(Stated problem):
Rewrite the data below as a JSON list of strings, one string for each line, leaving out blank lines.

(Records for the task):
------------
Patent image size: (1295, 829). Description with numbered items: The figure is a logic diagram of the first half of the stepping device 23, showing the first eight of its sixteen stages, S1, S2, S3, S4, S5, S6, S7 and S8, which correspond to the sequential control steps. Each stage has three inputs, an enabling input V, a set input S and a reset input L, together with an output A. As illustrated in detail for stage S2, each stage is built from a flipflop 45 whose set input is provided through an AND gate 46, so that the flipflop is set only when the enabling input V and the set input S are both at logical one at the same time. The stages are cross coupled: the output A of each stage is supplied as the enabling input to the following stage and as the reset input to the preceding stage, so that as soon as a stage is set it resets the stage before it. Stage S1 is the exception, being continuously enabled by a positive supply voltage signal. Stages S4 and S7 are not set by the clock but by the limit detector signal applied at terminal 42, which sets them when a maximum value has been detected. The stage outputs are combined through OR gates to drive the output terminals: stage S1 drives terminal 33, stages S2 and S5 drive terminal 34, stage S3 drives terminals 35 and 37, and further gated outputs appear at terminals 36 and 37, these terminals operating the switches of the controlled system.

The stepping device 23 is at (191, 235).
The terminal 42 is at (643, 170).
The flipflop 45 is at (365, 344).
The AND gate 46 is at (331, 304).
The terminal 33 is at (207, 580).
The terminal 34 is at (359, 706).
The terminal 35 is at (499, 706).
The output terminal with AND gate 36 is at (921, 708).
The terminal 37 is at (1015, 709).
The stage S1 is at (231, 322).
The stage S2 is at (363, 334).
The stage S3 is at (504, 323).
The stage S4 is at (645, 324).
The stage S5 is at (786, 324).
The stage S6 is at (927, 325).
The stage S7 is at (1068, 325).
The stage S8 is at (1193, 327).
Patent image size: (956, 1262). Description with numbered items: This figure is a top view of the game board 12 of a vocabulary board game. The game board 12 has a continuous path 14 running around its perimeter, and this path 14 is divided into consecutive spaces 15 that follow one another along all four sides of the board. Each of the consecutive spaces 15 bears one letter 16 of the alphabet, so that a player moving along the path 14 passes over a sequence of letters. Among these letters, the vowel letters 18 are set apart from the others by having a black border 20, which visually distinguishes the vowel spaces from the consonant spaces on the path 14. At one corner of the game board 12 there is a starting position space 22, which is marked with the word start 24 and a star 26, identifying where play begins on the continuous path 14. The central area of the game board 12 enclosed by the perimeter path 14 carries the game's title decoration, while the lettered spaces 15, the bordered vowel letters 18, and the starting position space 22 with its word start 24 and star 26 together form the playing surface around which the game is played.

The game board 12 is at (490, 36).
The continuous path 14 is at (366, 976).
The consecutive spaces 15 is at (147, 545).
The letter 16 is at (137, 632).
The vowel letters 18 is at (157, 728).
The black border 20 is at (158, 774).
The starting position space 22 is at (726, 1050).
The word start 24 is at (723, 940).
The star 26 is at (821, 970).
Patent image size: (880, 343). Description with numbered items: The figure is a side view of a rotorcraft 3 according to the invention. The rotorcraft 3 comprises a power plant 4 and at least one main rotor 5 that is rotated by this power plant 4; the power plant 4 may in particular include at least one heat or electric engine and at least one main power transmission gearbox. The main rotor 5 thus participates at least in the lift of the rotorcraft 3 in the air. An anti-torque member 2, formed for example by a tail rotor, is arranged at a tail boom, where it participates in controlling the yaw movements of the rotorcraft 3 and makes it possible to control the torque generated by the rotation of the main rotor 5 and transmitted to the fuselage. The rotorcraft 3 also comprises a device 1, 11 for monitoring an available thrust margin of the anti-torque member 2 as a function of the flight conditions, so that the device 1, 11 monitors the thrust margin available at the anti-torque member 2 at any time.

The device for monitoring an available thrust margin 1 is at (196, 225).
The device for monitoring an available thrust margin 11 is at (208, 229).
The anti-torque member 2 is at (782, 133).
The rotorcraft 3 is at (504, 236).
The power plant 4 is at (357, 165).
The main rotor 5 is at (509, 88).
------------
(Complete response):
[
  "Patent image size: (1295, 829). Description with numbered items: The figure is a logic diagram of the first half of the stepping device 23, showing the first eight of its sixteen stages, S1, S2, S3, S4, S5, S6, S7 and S8, which correspond to the sequential control steps. Each stage has three inputs, an enabling input V, a set input S and a reset input L, together with an output A. As illustrated in detail for stage S2, each stage is built from a flipflop 45 whose set input is provided through an AND gate 46, so that the flipflop is set only when the enabling input V and the set input S are both at logical one at the same time. The stages are cross coupled: the output A of each stage is supplied as the enabling input to the following stage and as the reset input to the preceding stage, so that as soon as a stage is set it resets the stage before it. Stage S1 is the exception, being continuously enabled by a positive supply voltage signal. Stages S4 and S7 are not set by the clock but by the limit detector signal applied at terminal 42, which sets them when a maximum value has been detected. The stage outputs are combined through OR gates to drive the output terminals: stage S1 drives terminal 33, stages S2 and S5 drive terminal 34, stage S3 drives terminals 35 and 37, and further gated outputs appear at terminals 36 and 37, these terminals operating the switches of the controlled system.",
  "The stepping device 23 is at (191, 235).",
  "The terminal 42 is at (643, 170).",
  "The flipflop 45 is at (365, 344).",
  "The AND gate 46 is at (331, 304).",
  "The terminal 33 is at (207, 580).",
  "The terminal 34 is at (359, 706).",
  "The terminal 35 is at (499, 706).",
  "The output terminal with AND gate 36 is at (921, 708).",
  "The terminal 37 is at (1015, 709).",
  "The stage S1 is at (231, 322).",
  "The stage S2 is at (363, 334).",
  "The stage S3 is at (504, 323).",
  "The stage S4 is at (645, 324).",
  "The stage S5 is at (786, 324).",
  "The stage S6 is at (927, 325).",
  "The stage S7 is at (1068, 325).",
  "The stage S8 is at (1193, 327).",
  "Patent image size: (956, 1262). Description with numbered items: This figure is a top view of the game board 12 of a vocabulary board game. The game board 12 has a continuous path 14 running around its perimeter, and this path 14 is divided into consecutive spaces 15 that follow one another along all four sides of the board. Each of the consecutive spaces 15 bears one letter 16 of the alphabet, so that a player moving along the path 14 passes over a sequence of letters. Among these letters, the vowel letters 18 are set apart from the others by having a black border 20, which visually distinguishes the vowel spaces from the consonant spaces on the path 14. At one corner of the game board 12 there is a starting position space 22, which is marked with the word start 24 and a star 26, identifying where play begins on the continuous path 14. The central area of the game board 12 enclosed by the perimeter path 14 carries the game's title decoration, while the lettered spaces 15, the bordered vowel letters 18, and the starting position space 22 with its word start 24 and star 26 together form the playing surface around which the game is played.",
  "The game board 12 is at (490, 36).",
  "The continuous path 14 is at (366, 976).",
  "The consecutive spaces 15 is at (147, 545).",
  "The letter 16 is at (137, 632).",
  "The vowel letters 18 is at (157, 728).",
  "The black border 20 is at (158, 774).",
  "The starting position space 22 is at (726, 1050).",
  "The word start 24 is at (723, 940).",
  "The star 26 is at (821, 970).",
  "Patent image size: (880, 343). Description with numbered items: The figure is a side view of a rotorcraft 3 according to the invention. The rotorcraft 3 comprises a power plant 4 and at least one main rotor 5 that is rotated by this power plant 4; the power plant 4 may in particular include at least one heat or electric engine and at least one main power transmission gearbox. The main rotor 5 thus participates at least in the lift of the rotorcraft 3 in the air. An anti-torque member 2, formed for example by a tail rotor, is arranged at a tail boom, where it participates in controlling the yaw movements of the rotorcraft 3 and makes it possible to control the torque generated by the rotation of the main rotor 5 and transmitted to the fuselage. The rotorcraft 3 also comprises a device 1, 11 for monitoring an available thrust margin of the anti-torque member 2 as a function of the flight conditions, so that the device 1, 11 monitors the thrust margin available at the anti-torque member 2 at any time.",
  "The device for monitoring an available thrust margin 1 is at (196, 225).",
  "The device for monitoring an available thrust margin 11 is at (208, 229).",
  "The anti-torque member 2 is at (782, 133).",
  "The rotorcraft 3 is at (504, 236).",
  "The power plant 4 is at (357, 165).",
  "The main rotor 5 is at (509, 88)."
]